- Provided records:
--*--

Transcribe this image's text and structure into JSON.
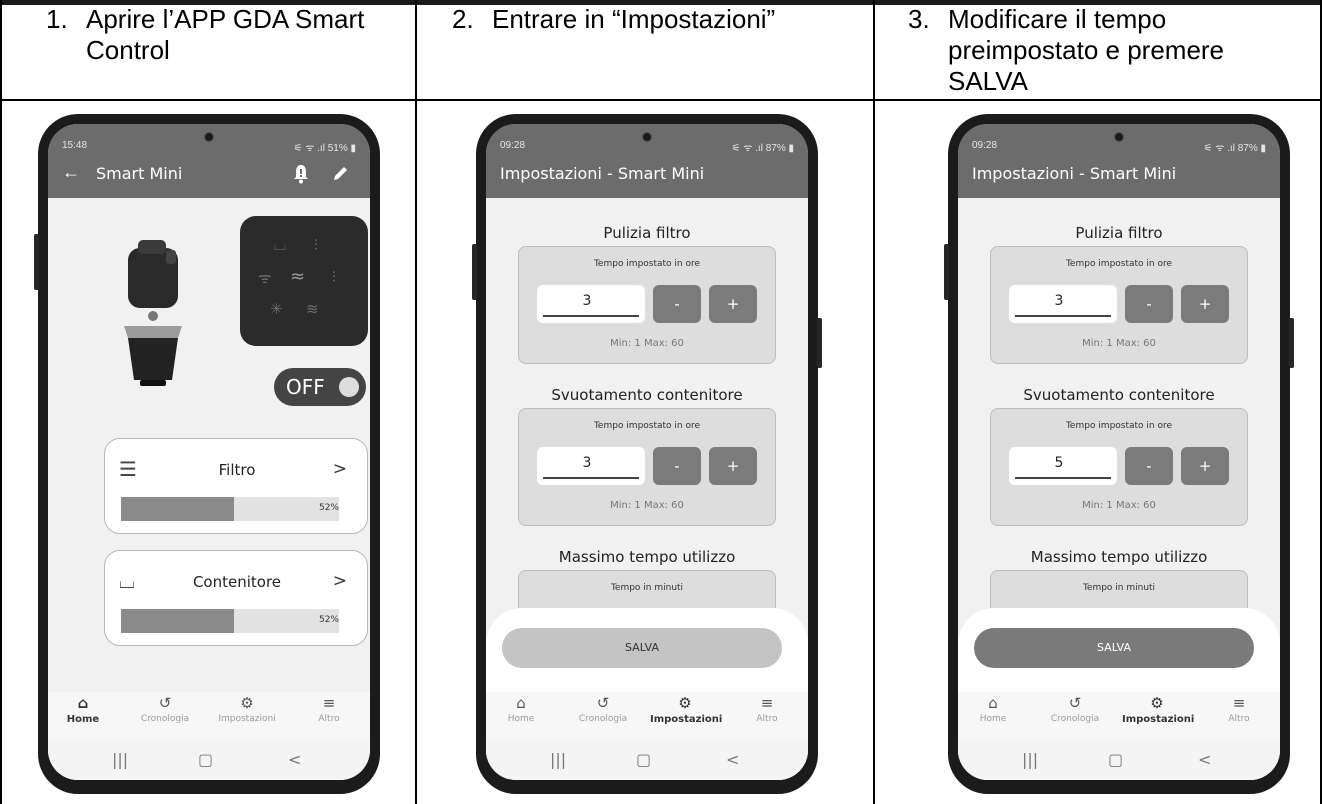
{
  "steps": [
    {
      "num": "1.",
      "line1": "Aprire l’APP GDA Smart",
      "line2": "Control",
      "line3": ""
    },
    {
      "num": "2.",
      "line1": "Entrare in “Impostazioni”",
      "line2": "",
      "line3": ""
    },
    {
      "num": "3.",
      "line1": "Modificare il tempo",
      "line2": "preimpostato e premere",
      "line3": "SALVA"
    }
  ],
  "phone1": {
    "time": "15:48",
    "status_right": "⚟ ᯤ .ıl 51% ▮",
    "title": "Smart Mini",
    "toggle_label": "OFF",
    "cards": [
      {
        "icon": "filter-icon",
        "glyph": "⫶⫶",
        "label": "Filtro",
        "percent_label": "52%",
        "percent": 52
      },
      {
        "icon": "container-icon",
        "glyph": "⌴",
        "label": "Contenitore",
        "percent_label": "52%",
        "percent": 52
      }
    ],
    "nav": {
      "home": "Home",
      "history": "Cronologia",
      "settings": "Impostazioni",
      "more": "Altro",
      "active": "home"
    }
  },
  "phone2": {
    "time": "09:28",
    "status_right": "⚟ ᯤ .ıl 87% ▮",
    "title": "Impostazioni - Smart Mini",
    "sections": [
      {
        "title": "Pulizia filtro",
        "caption": "Tempo impostato in ore",
        "value": "3",
        "minus": "-",
        "plus": "+",
        "range": "Min: 1 Max: 60"
      },
      {
        "title": "Svuotamento contenitore",
        "caption": "Tempo impostato in ore",
        "value": "3",
        "minus": "-",
        "plus": "+",
        "range": "Min: 1 Max: 60"
      },
      {
        "title": "Massimo tempo utilizzo",
        "caption": "Tempo in minuti"
      }
    ],
    "save_label": "SALVA",
    "save_enabled": false,
    "nav": {
      "home": "Home",
      "history": "Cronologia",
      "settings": "Impostazioni",
      "more": "Altro",
      "active": "settings"
    }
  },
  "phone3": {
    "time": "09:28",
    "status_right": "⚟ ᯤ .ıl 87% ▮",
    "title": "Impostazioni - Smart Mini",
    "sections": [
      {
        "title": "Pulizia filtro",
        "caption": "Tempo impostato in ore",
        "value": "3",
        "minus": "-",
        "plus": "+",
        "range": "Min: 1 Max: 60"
      },
      {
        "title": "Svuotamento contenitore",
        "caption": "Tempo impostato in ore",
        "value": "5",
        "minus": "-",
        "plus": "+",
        "range": "Min: 1 Max: 60"
      },
      {
        "title": "Massimo tempo utilizzo",
        "caption": "Tempo in minuti"
      }
    ],
    "save_label": "SALVA",
    "save_enabled": true,
    "nav": {
      "home": "Home",
      "history": "Cronologia",
      "settings": "Impostazioni",
      "more": "Altro",
      "active": "settings"
    }
  },
  "colors": {
    "appbar": "#6c6c6c",
    "save_enabled": "#7a7a7a",
    "save_disabled": "#c4c4c4",
    "button": "#7b7b7b"
  }
}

--*--

- Aim of the exercise: Every record must be copied exactly, with the pictures left out.

- Written solution:
Transcribe this image's text and structure into JSON.
{
  "steps": [
    {
      "num": "1.",
      "line1": "Aprire l’APP GDA Smart",
      "line2": "Control",
      "line3": ""
    },
    {
      "num": "2.",
      "line1": "Entrare in “Impostazioni”",
      "line2": "",
      "line3": ""
    },
    {
      "num": "3.",
      "line1": "Modificare il tempo",
      "line2": "preimpostato e premere",
      "line3": "SALVA"
    }
  ],
  "phone1": {
    "time": "15:48",
    "status_right": "⚟ ᯤ .ıl 51% ▮",
    "title": "Smart Mini",
    "toggle_label": "OFF",
    "cards": [
      {
        "icon": "filter-icon",
        "glyph": "⫶⫶",
        "label": "Filtro",
        "percent_label": "52%",
        "percent": 52
      },
      {
        "icon": "container-icon",
        "glyph": "⌴",
        "label": "Contenitore",
        "percent_label": "52%",
        "percent": 52
      }
    ],
    "nav": {
      "home": "Home",
      "history": "Cronologia",
      "settings": "Impostazioni",
      "more": "Altro",
      "active": "home"
    }
  },
  "phone2": {
    "time": "09:28",
    "status_right": "⚟ ᯤ .ıl 87% ▮",
    "title": "Impostazioni - Smart Mini",
    "sections": [
      {
        "title": "Pulizia filtro",
        "caption": "Tempo impostato in ore",
        "value": "3",
        "minus": "-",
        "plus": "+",
        "range": "Min: 1 Max: 60"
      },
      {
        "title": "Svuotamento contenitore",
        "caption": "Tempo impostato in ore",
        "value": "3",
        "minus": "-",
        "plus": "+",
        "range": "Min: 1 Max: 60"
      },
      {
        "title": "Massimo tempo utilizzo",
        "caption": "Tempo in minuti"
      }
    ],
    "save_label": "SALVA",
    "save_enabled": false,
    "nav": {
      "home": "Home",
      "history": "Cronologia",
      "settings": "Impostazioni",
      "more": "Altro",
      "active": "settings"
    }
  },
  "phone3": {
    "time": "09:28",
    "status_right": "⚟ ᯤ .ıl 87% ▮",
    "title": "Impostazioni - Smart Mini",
    "sections": [
      {
        "title": "Pulizia filtro",
        "caption": "Tempo impostato in ore",
        "value": "3",
        "minus": "-",
        "plus": "+",
        "range": "Min: 1 Max: 60"
      },
      {
        "title": "Svuotamento contenitore",
        "caption": "Tempo impostato in ore",
        "value": "5",
        "minus": "-",
        "plus": "+",
        "range": "Min: 1 Max: 60"
      },
      {
        "title": "Massimo tempo utilizzo",
        "caption": "Tempo in minuti"
      }
    ],
    "save_label": "SALVA",
    "save_enabled": true,
    "nav": {
      "home": "Home",
      "history": "Cronologia",
      "settings": "Impostazioni",
      "more": "Altro",
      "active": "settings"
    }
  },
  "colors": {
    "appbar": "#6c6c6c",
    "save_enabled": "#7a7a7a",
    "save_disabled": "#c4c4c4",
    "button": "#7b7b7b"
  }
}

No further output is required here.